▶ _Task instructions_
Please transcribe the data that follows without the pictures, keeping every word the same.

▶ _Dataset listings of figures_
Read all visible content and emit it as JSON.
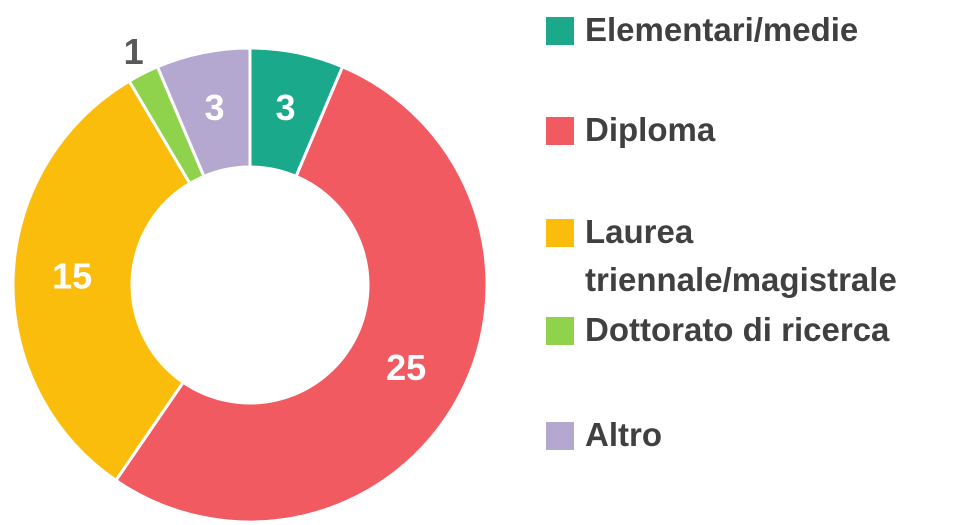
{
  "chart_data": {
    "type": "donut",
    "categories": [
      "Elementari/medie",
      "Diploma",
      "Laurea triennale/magistrale",
      "Dottorato di ricerca",
      "Altro"
    ],
    "values": [
      3,
      25,
      15,
      1,
      3
    ],
    "colors": [
      "#1aa98b",
      "#f25a61",
      "#fbbd0c",
      "#8fd24b",
      "#b4a7d0"
    ],
    "legend": "right"
  }
}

▶ _Solution for this problem_
Read all visible content and emit it as JSON.
{
  "chart_data": {
    "type": "donut",
    "categories": [
      "Elementari/medie",
      "Diploma",
      "Laurea triennale/magistrale",
      "Dottorato di ricerca",
      "Altro"
    ],
    "values": [
      3,
      25,
      15,
      1,
      3
    ],
    "colors": [
      "#1aa98b",
      "#f25a61",
      "#fbbd0c",
      "#8fd24b",
      "#b4a7d0"
    ],
    "legend": "right"
  }
}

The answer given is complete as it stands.